BEGIN Supplied entries

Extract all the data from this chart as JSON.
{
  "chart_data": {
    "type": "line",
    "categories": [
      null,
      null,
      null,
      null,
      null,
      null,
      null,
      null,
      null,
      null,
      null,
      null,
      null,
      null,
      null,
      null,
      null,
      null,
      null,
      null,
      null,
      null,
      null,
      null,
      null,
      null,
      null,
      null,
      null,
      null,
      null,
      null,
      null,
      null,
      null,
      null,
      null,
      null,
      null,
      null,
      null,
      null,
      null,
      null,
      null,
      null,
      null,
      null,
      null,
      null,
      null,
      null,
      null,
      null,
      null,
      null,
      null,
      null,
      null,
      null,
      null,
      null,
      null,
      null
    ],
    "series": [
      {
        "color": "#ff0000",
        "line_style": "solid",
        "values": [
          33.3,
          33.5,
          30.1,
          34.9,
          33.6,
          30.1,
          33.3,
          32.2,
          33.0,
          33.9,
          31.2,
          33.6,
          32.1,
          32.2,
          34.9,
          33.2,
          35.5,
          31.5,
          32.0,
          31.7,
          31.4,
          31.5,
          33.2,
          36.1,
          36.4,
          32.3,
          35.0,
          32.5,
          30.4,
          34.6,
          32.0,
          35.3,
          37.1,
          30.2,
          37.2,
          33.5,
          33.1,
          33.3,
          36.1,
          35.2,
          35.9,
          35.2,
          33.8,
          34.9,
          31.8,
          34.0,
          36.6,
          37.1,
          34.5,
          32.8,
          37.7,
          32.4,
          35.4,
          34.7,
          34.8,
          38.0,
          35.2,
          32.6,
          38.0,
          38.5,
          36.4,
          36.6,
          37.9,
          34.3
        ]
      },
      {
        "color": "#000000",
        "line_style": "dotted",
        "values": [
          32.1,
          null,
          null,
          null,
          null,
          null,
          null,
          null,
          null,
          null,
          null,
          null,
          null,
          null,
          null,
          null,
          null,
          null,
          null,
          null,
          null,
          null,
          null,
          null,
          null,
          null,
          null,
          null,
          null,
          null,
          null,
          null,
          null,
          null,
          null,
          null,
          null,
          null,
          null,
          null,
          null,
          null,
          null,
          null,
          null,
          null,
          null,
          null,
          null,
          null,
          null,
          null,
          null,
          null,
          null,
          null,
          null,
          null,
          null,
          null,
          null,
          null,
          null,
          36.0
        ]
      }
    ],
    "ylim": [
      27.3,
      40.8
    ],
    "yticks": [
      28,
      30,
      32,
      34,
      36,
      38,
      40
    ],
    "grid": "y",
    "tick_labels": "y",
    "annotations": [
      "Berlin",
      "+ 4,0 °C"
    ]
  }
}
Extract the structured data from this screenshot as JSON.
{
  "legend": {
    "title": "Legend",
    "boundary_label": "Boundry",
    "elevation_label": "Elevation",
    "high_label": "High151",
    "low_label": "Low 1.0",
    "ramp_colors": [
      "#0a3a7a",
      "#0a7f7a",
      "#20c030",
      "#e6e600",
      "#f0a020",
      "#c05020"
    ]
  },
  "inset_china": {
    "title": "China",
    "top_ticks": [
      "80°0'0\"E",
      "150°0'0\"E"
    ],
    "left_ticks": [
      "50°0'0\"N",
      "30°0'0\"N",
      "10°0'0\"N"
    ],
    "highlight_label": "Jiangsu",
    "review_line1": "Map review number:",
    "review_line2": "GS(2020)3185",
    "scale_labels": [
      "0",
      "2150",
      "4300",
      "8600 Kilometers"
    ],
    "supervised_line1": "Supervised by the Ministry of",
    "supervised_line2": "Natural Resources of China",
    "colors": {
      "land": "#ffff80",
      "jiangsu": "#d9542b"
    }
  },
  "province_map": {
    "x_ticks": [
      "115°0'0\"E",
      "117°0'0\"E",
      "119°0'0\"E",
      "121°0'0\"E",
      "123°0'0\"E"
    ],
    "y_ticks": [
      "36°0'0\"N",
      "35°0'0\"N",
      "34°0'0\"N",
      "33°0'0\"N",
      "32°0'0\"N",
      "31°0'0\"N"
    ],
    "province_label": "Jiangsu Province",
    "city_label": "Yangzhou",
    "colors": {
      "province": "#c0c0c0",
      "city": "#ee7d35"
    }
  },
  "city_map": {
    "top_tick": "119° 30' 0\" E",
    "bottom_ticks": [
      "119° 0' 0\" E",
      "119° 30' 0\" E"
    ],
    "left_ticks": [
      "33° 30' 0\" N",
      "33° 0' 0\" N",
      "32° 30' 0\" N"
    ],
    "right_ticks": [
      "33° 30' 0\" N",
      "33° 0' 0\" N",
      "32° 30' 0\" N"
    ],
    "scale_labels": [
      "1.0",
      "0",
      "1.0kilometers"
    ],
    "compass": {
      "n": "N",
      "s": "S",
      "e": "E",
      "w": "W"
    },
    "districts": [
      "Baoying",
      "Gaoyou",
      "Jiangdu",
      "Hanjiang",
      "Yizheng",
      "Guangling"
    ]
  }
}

END Supplied entries

• [Aim of the exercise]
Give an exact repetition of all the material.

• [Reply]
Extract all the data from this chart as JSON.
{
  "chart_data": {
    "type": "line",
    "categories": [
      null,
      null,
      null,
      null,
      null,
      null,
      null,
      null,
      null,
      null,
      null,
      null,
      null,
      null,
      null,
      null,
      null,
      null,
      null,
      null,
      null,
      null,
      null,
      null,
      null,
      null,
      null,
      null,
      null,
      null,
      null,
      null,
      null,
      null,
      null,
      null,
      null,
      null,
      null,
      null,
      null,
      null,
      null,
      null,
      null,
      null,
      null,
      null,
      null,
      null,
      null,
      null,
      null,
      null,
      null,
      null,
      null,
      null,
      null,
      null,
      null,
      null,
      null,
      null
    ],
    "series": [
      {
        "color": "#ff0000",
        "line_style": "solid",
        "values": [
          33.3,
          33.5,
          30.1,
          34.9,
          33.6,
          30.1,
          33.3,
          32.2,
          33.0,
          33.9,
          31.2,
          33.6,
          32.1,
          32.2,
          34.9,
          33.2,
          35.5,
          31.5,
          32.0,
          31.7,
          31.4,
          31.5,
          33.2,
          36.1,
          36.4,
          32.3,
          35.0,
          32.5,
          30.4,
          34.6,
          32.0,
          35.3,
          37.1,
          30.2,
          37.2,
          33.5,
          33.1,
          33.3,
          36.1,
          35.2,
          35.9,
          35.2,
          33.8,
          34.9,
          31.8,
          34.0,
          36.6,
          37.1,
          34.5,
          32.8,
          37.7,
          32.4,
          35.4,
          34.7,
          34.8,
          38.0,
          35.2,
          32.6,
          38.0,
          38.5,
          36.4,
          36.6,
          37.9,
          34.3
        ]
      },
      {
        "color": "#000000",
        "line_style": "dotted",
        "values": [
          32.1,
          null,
          null,
          null,
          null,
          null,
          null,
          null,
          null,
          null,
          null,
          null,
          null,
          null,
          null,
          null,
          null,
          null,
          null,
          null,
          null,
          null,
          null,
          null,
          null,
          null,
          null,
          null,
          null,
          null,
          null,
          null,
          null,
          null,
          null,
          null,
          null,
          null,
          null,
          null,
          null,
          null,
          null,
          null,
          null,
          null,
          null,
          null,
          null,
          null,
          null,
          null,
          null,
          null,
          null,
          null,
          null,
          null,
          null,
          null,
          null,
          null,
          null,
          36.0
        ]
      }
    ],
    "ylim": [
      27.3,
      40.8
    ],
    "yticks": [
      28,
      30,
      32,
      34,
      36,
      38,
      40
    ],
    "grid": "y",
    "tick_labels": "y",
    "annotations": [
      "Berlin",
      "+ 4,0 °C"
    ]
  }
}
Extract the structured data from this screenshot as JSON.
{
  "legend": {
    "title": "Legend",
    "boundary_label": "Boundry",
    "elevation_label": "Elevation",
    "high_label": "High151",
    "low_label": "Low 1.0",
    "ramp_colors": [
      "#0a3a7a",
      "#0a7f7a",
      "#20c030",
      "#e6e600",
      "#f0a020",
      "#c05020"
    ]
  },
  "inset_china": {
    "title": "China",
    "top_ticks": [
      "80°0'0\"E",
      "150°0'0\"E"
    ],
    "left_ticks": [
      "50°0'0\"N",
      "30°0'0\"N",
      "10°0'0\"N"
    ],
    "highlight_label": "Jiangsu",
    "review_line1": "Map review number:",
    "review_line2": "GS(2020)3185",
    "scale_labels": [
      "0",
      "2150",
      "4300",
      "8600 Kilometers"
    ],
    "supervised_line1": "Supervised by the Ministry of",
    "supervised_line2": "Natural Resources of China",
    "colors": {
      "land": "#ffff80",
      "jiangsu": "#d9542b"
    }
  },
  "province_map": {
    "x_ticks": [
      "115°0'0\"E",
      "117°0'0\"E",
      "119°0'0\"E",
      "121°0'0\"E",
      "123°0'0\"E"
    ],
    "y_ticks": [
      "36°0'0\"N",
      "35°0'0\"N",
      "34°0'0\"N",
      "33°0'0\"N",
      "32°0'0\"N",
      "31°0'0\"N"
    ],
    "province_label": "Jiangsu Province",
    "city_label": "Yangzhou",
    "colors": {
      "province": "#c0c0c0",
      "city": "#ee7d35"
    }
  },
  "city_map": {
    "top_tick": "119° 30' 0\" E",
    "bottom_ticks": [
      "119° 0' 0\" E",
      "119° 30' 0\" E"
    ],
    "left_ticks": [
      "33° 30' 0\" N",
      "33° 0' 0\" N",
      "32° 30' 0\" N"
    ],
    "right_ticks": [
      "33° 30' 0\" N",
      "33° 0' 0\" N",
      "32° 30' 0\" N"
    ],
    "scale_labels": [
      "1.0",
      "0",
      "1.0kilometers"
    ],
    "compass": {
      "n": "N",
      "s": "S",
      "e": "E",
      "w": "W"
    },
    "districts": [
      "Baoying",
      "Gaoyou",
      "Jiangdu",
      "Hanjiang",
      "Yizheng",
      "Guangling"
    ]
  }
}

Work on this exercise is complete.